• TASK DATA

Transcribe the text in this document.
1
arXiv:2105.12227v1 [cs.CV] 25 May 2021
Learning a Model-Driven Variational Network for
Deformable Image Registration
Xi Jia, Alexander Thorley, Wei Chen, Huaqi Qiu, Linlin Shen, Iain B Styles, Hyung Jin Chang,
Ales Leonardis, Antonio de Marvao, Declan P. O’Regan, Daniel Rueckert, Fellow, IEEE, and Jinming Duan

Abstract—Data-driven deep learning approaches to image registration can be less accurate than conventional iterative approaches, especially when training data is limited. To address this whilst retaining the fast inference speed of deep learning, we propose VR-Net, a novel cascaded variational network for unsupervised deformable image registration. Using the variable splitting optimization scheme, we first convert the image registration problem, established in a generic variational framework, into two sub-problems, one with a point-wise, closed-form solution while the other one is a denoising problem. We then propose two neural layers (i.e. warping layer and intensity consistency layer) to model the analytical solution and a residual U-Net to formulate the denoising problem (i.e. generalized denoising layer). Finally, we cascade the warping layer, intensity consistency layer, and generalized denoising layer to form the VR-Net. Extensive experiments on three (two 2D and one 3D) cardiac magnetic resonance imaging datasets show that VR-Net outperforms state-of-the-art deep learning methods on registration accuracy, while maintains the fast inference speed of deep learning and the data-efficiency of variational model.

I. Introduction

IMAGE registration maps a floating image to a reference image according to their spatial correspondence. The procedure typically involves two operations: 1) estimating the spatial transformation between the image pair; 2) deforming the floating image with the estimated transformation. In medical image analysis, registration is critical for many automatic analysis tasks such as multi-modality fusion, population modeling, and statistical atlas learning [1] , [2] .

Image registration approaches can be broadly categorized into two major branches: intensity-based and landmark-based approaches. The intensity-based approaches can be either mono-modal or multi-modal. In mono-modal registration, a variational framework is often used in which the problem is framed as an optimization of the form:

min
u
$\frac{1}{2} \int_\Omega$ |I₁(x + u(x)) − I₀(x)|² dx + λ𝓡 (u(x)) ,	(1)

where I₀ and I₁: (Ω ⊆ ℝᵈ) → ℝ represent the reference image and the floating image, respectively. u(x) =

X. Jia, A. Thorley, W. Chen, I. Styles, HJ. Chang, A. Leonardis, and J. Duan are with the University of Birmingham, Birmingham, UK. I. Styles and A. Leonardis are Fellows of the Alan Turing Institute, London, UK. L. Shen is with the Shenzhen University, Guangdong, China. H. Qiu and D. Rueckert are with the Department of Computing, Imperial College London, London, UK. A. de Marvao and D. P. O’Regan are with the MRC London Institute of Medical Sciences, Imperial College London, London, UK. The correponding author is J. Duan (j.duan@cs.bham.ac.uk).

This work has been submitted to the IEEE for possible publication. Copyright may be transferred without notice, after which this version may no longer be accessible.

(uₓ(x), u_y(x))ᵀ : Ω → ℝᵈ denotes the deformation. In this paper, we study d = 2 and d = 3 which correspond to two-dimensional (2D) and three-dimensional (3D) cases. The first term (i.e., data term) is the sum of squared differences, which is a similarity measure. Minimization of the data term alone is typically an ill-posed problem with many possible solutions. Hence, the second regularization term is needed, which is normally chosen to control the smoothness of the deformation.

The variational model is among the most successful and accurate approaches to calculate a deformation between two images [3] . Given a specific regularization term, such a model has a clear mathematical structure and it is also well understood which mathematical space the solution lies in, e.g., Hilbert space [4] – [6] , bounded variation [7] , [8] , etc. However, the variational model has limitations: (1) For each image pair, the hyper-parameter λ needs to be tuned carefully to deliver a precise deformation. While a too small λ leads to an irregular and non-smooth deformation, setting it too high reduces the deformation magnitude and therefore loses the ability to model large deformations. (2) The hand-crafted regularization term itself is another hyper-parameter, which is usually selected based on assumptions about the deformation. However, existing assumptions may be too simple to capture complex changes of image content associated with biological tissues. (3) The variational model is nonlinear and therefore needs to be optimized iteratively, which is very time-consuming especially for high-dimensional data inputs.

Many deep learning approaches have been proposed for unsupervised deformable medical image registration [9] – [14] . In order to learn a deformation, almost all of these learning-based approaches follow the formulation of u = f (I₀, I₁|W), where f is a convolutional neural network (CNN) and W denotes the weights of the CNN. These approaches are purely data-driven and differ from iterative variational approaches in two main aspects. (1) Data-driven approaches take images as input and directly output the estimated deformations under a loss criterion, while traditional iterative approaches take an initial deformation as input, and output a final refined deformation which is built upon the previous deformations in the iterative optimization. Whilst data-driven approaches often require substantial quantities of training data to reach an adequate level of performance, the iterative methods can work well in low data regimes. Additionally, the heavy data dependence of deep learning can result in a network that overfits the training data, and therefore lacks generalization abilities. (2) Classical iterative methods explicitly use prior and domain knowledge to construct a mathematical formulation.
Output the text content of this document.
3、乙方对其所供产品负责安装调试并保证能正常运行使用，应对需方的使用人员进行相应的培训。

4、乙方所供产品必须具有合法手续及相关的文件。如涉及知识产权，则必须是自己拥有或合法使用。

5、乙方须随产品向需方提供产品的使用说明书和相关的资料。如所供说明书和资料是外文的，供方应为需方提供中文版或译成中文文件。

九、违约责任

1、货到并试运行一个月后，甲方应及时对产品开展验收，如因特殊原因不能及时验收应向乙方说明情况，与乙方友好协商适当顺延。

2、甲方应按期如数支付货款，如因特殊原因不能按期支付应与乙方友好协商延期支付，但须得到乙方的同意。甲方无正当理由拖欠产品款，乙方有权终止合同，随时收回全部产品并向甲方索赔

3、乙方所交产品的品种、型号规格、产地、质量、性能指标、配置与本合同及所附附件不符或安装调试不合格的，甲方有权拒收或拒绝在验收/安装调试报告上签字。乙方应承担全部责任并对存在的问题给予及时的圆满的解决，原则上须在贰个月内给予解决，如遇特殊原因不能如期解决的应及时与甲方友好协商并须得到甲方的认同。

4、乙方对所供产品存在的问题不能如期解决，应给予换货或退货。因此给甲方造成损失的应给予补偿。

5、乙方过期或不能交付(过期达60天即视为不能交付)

• YOUR INSTRUCTIONS
Extract the whole listing, character for character.

• FINISHED EXERCISE
Transcribe the text in this document.
1
arXiv:2105.12227v1 [cs.CV] 25 May 2021
Learning a Model-Driven Variational Network for
Deformable Image Registration
Xi Jia, Alexander Thorley, Wei Chen, Huaqi Qiu, Linlin Shen, Iain B Styles, Hyung Jin Chang,
Ales Leonardis, Antonio de Marvao, Declan P. O’Regan, Daniel Rueckert, Fellow, IEEE, and Jinming Duan

Abstract—Data-driven deep learning approaches to image registration can be less accurate than conventional iterative approaches, especially when training data is limited. To address this whilst retaining the fast inference speed of deep learning, we propose VR-Net, a novel cascaded variational network for unsupervised deformable image registration. Using the variable splitting optimization scheme, we first convert the image registration problem, established in a generic variational framework, into two sub-problems, one with a point-wise, closed-form solution while the other one is a denoising problem. We then propose two neural layers (i.e. warping layer and intensity consistency layer) to model the analytical solution and a residual U-Net to formulate the denoising problem (i.e. generalized denoising layer). Finally, we cascade the warping layer, intensity consistency layer, and generalized denoising layer to form the VR-Net. Extensive experiments on three (two 2D and one 3D) cardiac magnetic resonance imaging datasets show that VR-Net outperforms state-of-the-art deep learning methods on registration accuracy, while maintains the fast inference speed of deep learning and the data-efficiency of variational model.

I. Introduction

IMAGE registration maps a floating image to a reference image according to their spatial correspondence. The procedure typically involves two operations: 1) estimating the spatial transformation between the image pair; 2) deforming the floating image with the estimated transformation. In medical image analysis, registration is critical for many automatic analysis tasks such as multi-modality fusion, population modeling, and statistical atlas learning [1] , [2] .

Image registration approaches can be broadly categorized into two major branches: intensity-based and landmark-based approaches. The intensity-based approaches can be either mono-modal or multi-modal. In mono-modal registration, a variational framework is often used in which the problem is framed as an optimization of the form:

min
u
$\frac{1}{2} \int_\Omega$ |I₁(x + u(x)) − I₀(x)|² dx + λ𝓡 (u(x)) ,	(1)

where I₀ and I₁: (Ω ⊆ ℝᵈ) → ℝ represent the reference image and the floating image, respectively. u(x) =

X. Jia, A. Thorley, W. Chen, I. Styles, HJ. Chang, A. Leonardis, and J. Duan are with the University of Birmingham, Birmingham, UK. I. Styles and A. Leonardis are Fellows of the Alan Turing Institute, London, UK. L. Shen is with the Shenzhen University, Guangdong, China. H. Qiu and D. Rueckert are with the Department of Computing, Imperial College London, London, UK. A. de Marvao and D. P. O’Regan are with the MRC London Institute of Medical Sciences, Imperial College London, London, UK. The correponding author is J. Duan (j.duan@cs.bham.ac.uk).

This work has been submitted to the IEEE for possible publication. Copyright may be transferred without notice, after which this version may no longer be accessible.

(uₓ(x), u_y(x))ᵀ : Ω → ℝᵈ denotes the deformation. In this paper, we study d = 2 and d = 3 which correspond to two-dimensional (2D) and three-dimensional (3D) cases. The first term (i.e., data term) is the sum of squared differences, which is a similarity measure. Minimization of the data term alone is typically an ill-posed problem with many possible solutions. Hence, the second regularization term is needed, which is normally chosen to control the smoothness of the deformation.

The variational model is among the most successful and accurate approaches to calculate a deformation between two images [3] . Given a specific regularization term, such a model has a clear mathematical structure and it is also well understood which mathematical space the solution lies in, e.g., Hilbert space [4] – [6] , bounded variation [7] , [8] , etc. However, the variational model has limitations: (1) For each image pair, the hyper-parameter λ needs to be tuned carefully to deliver a precise deformation. While a too small λ leads to an irregular and non-smooth deformation, setting it too high reduces the deformation magnitude and therefore loses the ability to model large deformations. (2) The hand-crafted regularization term itself is another hyper-parameter, which is usually selected based on assumptions about the deformation. However, existing assumptions may be too simple to capture complex changes of image content associated with biological tissues. (3) The variational model is nonlinear and therefore needs to be optimized iteratively, which is very time-consuming especially for high-dimensional data inputs.

Many deep learning approaches have been proposed for unsupervised deformable medical image registration [9] – [14] . In order to learn a deformation, almost all of these learning-based approaches follow the formulation of u = f (I₀, I₁|W), where f is a convolutional neural network (CNN) and W denotes the weights of the CNN. These approaches are purely data-driven and differ from iterative variational approaches in two main aspects. (1) Data-driven approaches take images as input and directly output the estimated deformations under a loss criterion, while traditional iterative approaches take an initial deformation as input, and output a final refined deformation which is built upon the previous deformations in the iterative optimization. Whilst data-driven approaches often require substantial quantities of training data to reach an adequate level of performance, the iterative methods can work well in low data regimes. Additionally, the heavy data dependence of deep learning can result in a network that overfits the training data, and therefore lacks generalization abilities. (2) Classical iterative methods explicitly use prior and domain knowledge to construct a mathematical formulation.
Output the text content of this document.
3、乙方对其所供产品负责安装调试并保证能正常运行使用，应对需方的使用人员进行相应的培训。

4、乙方所供产品必须具有合法手续及相关的文件。如涉及知识产权，则必须是自己拥有或合法使用。

5、乙方须随产品向需方提供产品的使用说明书和相关的资料。如所供说明书和资料是外文的，供方应为需方提供中文版或译成中文文件。

九、违约责任

1、货到并试运行一个月后，甲方应及时对产品开展验收，如因特殊原因不能及时验收应向乙方说明情况，与乙方友好协商适当顺延。

2、甲方应按期如数支付货款，如因特殊原因不能按期支付应与乙方友好协商延期支付，但须得到乙方的同意。甲方无正当理由拖欠产品款，乙方有权终止合同，随时收回全部产品并向甲方索赔

3、乙方所交产品的品种、型号规格、产地、质量、性能指标、配置与本合同及所附附件不符或安装调试不合格的，甲方有权拒收或拒绝在验收/安装调试报告上签字。乙方应承担全部责任并对存在的问题给予及时的圆满的解决，原则上须在贰个月内给予解决，如遇特殊原因不能如期解决的应及时与甲方友好协商并须得到甲方的认同。

4、乙方对所供产品存在的问题不能如期解决，应给予换货或退货。因此给甲方造成损失的应给予补偿。

5、乙方过期或不能交付(过期达60天即视为不能交付)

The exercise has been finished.